### TASK DIRECTIONS:
Each entry below is to be extracted exactly.

### DATASET ENTRIES:
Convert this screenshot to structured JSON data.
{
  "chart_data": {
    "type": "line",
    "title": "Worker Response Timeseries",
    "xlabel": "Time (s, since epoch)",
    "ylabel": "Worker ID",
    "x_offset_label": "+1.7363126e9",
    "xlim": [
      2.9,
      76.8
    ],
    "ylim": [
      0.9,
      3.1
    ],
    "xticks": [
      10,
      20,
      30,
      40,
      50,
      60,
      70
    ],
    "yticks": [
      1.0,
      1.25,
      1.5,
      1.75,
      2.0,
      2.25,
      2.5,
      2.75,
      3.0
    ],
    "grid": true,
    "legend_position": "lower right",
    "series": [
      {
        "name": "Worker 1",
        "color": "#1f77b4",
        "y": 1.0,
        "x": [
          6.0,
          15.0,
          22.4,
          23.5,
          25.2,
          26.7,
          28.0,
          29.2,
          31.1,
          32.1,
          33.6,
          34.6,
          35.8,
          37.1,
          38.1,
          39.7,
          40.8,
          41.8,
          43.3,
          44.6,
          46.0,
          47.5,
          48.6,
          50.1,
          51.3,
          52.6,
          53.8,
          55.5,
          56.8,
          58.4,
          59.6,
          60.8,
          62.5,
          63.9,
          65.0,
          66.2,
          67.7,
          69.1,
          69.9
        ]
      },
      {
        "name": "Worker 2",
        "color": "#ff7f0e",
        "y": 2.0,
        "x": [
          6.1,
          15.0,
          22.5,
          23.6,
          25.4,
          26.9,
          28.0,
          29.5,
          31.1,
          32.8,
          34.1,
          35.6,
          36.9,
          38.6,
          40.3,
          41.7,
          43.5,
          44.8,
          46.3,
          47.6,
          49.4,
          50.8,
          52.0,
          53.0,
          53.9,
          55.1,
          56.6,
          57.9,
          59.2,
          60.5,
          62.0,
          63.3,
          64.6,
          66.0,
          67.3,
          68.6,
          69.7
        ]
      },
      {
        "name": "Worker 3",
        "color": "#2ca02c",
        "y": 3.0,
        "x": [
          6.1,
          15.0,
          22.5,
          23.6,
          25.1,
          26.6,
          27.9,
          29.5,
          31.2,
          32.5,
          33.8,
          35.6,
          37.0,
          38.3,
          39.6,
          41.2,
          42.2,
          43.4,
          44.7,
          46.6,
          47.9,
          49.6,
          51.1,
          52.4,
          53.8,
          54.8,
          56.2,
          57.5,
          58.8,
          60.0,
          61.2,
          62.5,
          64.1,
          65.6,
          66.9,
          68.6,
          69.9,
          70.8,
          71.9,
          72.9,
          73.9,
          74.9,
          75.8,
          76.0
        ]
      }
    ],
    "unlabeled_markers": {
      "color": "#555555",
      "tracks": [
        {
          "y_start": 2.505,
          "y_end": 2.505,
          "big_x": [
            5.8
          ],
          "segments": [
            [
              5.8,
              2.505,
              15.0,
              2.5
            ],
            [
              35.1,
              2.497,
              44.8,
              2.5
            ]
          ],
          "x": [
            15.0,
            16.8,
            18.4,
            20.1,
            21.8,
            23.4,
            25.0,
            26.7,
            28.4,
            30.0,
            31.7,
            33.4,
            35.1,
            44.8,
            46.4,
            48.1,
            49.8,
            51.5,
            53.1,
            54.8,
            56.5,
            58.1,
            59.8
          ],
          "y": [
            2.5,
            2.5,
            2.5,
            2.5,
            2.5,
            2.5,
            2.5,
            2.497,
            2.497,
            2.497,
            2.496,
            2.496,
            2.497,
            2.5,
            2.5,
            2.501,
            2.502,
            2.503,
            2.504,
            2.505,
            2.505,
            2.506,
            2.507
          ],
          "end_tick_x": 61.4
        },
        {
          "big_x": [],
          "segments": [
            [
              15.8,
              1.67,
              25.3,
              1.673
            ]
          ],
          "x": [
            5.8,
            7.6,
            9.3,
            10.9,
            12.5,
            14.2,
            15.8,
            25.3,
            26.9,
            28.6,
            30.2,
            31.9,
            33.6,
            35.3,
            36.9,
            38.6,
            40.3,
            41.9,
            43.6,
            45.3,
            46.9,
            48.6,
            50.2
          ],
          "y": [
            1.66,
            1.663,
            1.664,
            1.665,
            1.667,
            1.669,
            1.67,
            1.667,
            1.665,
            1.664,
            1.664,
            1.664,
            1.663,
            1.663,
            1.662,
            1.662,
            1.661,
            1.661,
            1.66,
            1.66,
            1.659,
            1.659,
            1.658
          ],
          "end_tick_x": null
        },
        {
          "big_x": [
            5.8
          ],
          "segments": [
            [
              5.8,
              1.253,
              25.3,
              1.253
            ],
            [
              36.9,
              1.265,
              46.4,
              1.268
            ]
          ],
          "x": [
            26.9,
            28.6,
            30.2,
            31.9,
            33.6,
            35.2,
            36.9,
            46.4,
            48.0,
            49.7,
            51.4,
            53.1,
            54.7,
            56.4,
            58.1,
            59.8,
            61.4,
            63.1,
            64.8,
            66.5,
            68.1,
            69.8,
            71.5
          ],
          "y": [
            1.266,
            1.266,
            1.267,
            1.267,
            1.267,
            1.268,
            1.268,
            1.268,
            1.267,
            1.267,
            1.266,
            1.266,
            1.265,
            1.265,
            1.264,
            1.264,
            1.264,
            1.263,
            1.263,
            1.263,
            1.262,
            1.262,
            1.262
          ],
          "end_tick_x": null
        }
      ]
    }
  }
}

### THE RESULT:
Convert this screenshot to structured JSON data.
{
  "chart_data": {
    "type": "line",
    "title": "Worker Response Timeseries",
    "xlabel": "Time (s, since epoch)",
    "ylabel": "Worker ID",
    "x_offset_label": "+1.7363126e9",
    "xlim": [
      2.9,
      76.8
    ],
    "ylim": [
      0.9,
      3.1
    ],
    "xticks": [
      10,
      20,
      30,
      40,
      50,
      60,
      70
    ],
    "yticks": [
      1.0,
      1.25,
      1.5,
      1.75,
      2.0,
      2.25,
      2.5,
      2.75,
      3.0
    ],
    "grid": true,
    "legend_position": "lower right",
    "series": [
      {
        "name": "Worker 1",
        "color": "#1f77b4",
        "y": 1.0,
        "x": [
          6.0,
          15.0,
          22.4,
          23.5,
          25.2,
          26.7,
          28.0,
          29.2,
          31.1,
          32.1,
          33.6,
          34.6,
          35.8,
          37.1,
          38.1,
          39.7,
          40.8,
          41.8,
          43.3,
          44.6,
          46.0,
          47.5,
          48.6,
          50.1,
          51.3,
          52.6,
          53.8,
          55.5,
          56.8,
          58.4,
          59.6,
          60.8,
          62.5,
          63.9,
          65.0,
          66.2,
          67.7,
          69.1,
          69.9
        ]
      },
      {
        "name": "Worker 2",
        "color": "#ff7f0e",
        "y": 2.0,
        "x": [
          6.1,
          15.0,
          22.5,
          23.6,
          25.4,
          26.9,
          28.0,
          29.5,
          31.1,
          32.8,
          34.1,
          35.6,
          36.9,
          38.6,
          40.3,
          41.7,
          43.5,
          44.8,
          46.3,
          47.6,
          49.4,
          50.8,
          52.0,
          53.0,
          53.9,
          55.1,
          56.6,
          57.9,
          59.2,
          60.5,
          62.0,
          63.3,
          64.6,
          66.0,
          67.3,
          68.6,
          69.7
        ]
      },
      {
        "name": "Worker 3",
        "color": "#2ca02c",
        "y": 3.0,
        "x": [
          6.1,
          15.0,
          22.5,
          23.6,
          25.1,
          26.6,
          27.9,
          29.5,
          31.2,
          32.5,
          33.8,
          35.6,
          37.0,
          38.3,
          39.6,
          41.2,
          42.2,
          43.4,
          44.7,
          46.6,
          47.9,
          49.6,
          51.1,
          52.4,
          53.8,
          54.8,
          56.2,
          57.5,
          58.8,
          60.0,
          61.2,
          62.5,
          64.1,
          65.6,
          66.9,
          68.6,
          69.9,
          70.8,
          71.9,
          72.9,
          73.9,
          74.9,
          75.8,
          76.0
        ]
      }
    ],
    "unlabeled_markers": {
      "color": "#555555",
      "tracks": [
        {
          "y_start": 2.505,
          "y_end": 2.505,
          "big_x": [
            5.8
          ],
          "segments": [
            [
              5.8,
              2.505,
              15.0,
              2.5
            ],
            [
              35.1,
              2.497,
              44.8,
              2.5
            ]
          ],
          "x": [
            15.0,
            16.8,
            18.4,
            20.1,
            21.8,
            23.4,
            25.0,
            26.7,
            28.4,
            30.0,
            31.7,
            33.4,
            35.1,
            44.8,
            46.4,
            48.1,
            49.8,
            51.5,
            53.1,
            54.8,
            56.5,
            58.1,
            59.8
          ],
          "y": [
            2.5,
            2.5,
            2.5,
            2.5,
            2.5,
            2.5,
            2.5,
            2.497,
            2.497,
            2.497,
            2.496,
            2.496,
            2.497,
            2.5,
            2.5,
            2.501,
            2.502,
            2.503,
            2.504,
            2.505,
            2.505,
            2.506,
            2.507
          ],
          "end_tick_x": 61.4
        },
        {
          "big_x": [],
          "segments": [
            [
              15.8,
              1.67,
              25.3,
              1.673
            ]
          ],
          "x": [
            5.8,
            7.6,
            9.3,
            10.9,
            12.5,
            14.2,
            15.8,
            25.3,
            26.9,
            28.6,
            30.2,
            31.9,
            33.6,
            35.3,
            36.9,
            38.6,
            40.3,
            41.9,
            43.6,
            45.3,
            46.9,
            48.6,
            50.2
          ],
          "y": [
            1.66,
            1.663,
            1.664,
            1.665,
            1.667,
            1.669,
            1.67,
            1.667,
            1.665,
            1.664,
            1.664,
            1.664,
            1.663,
            1.663,
            1.662,
            1.662,
            1.661,
            1.661,
            1.66,
            1.66,
            1.659,
            1.659,
            1.658
          ],
          "end_tick_x": null
        },
        {
          "big_x": [
            5.8
          ],
          "segments": [
            [
              5.8,
              1.253,
              25.3,
              1.253
            ],
            [
              36.9,
              1.265,
              46.4,
              1.268
            ]
          ],
          "x": [
            26.9,
            28.6,
            30.2,
            31.9,
            33.6,
            35.2,
            36.9,
            46.4,
            48.0,
            49.7,
            51.4,
            53.1,
            54.7,
            56.4,
            58.1,
            59.8,
            61.4,
            63.1,
            64.8,
            66.5,
            68.1,
            69.8,
            71.5
          ],
          "y": [
            1.266,
            1.266,
            1.267,
            1.267,
            1.267,
            1.268,
            1.268,
            1.268,
            1.267,
            1.267,
            1.266,
            1.266,
            1.265,
            1.265,
            1.264,
            1.264,
            1.264,
            1.263,
            1.263,
            1.263,
            1.262,
            1.262,
            1.262
          ],
          "end_tick_x": null
        }
      ]
    }
  }
}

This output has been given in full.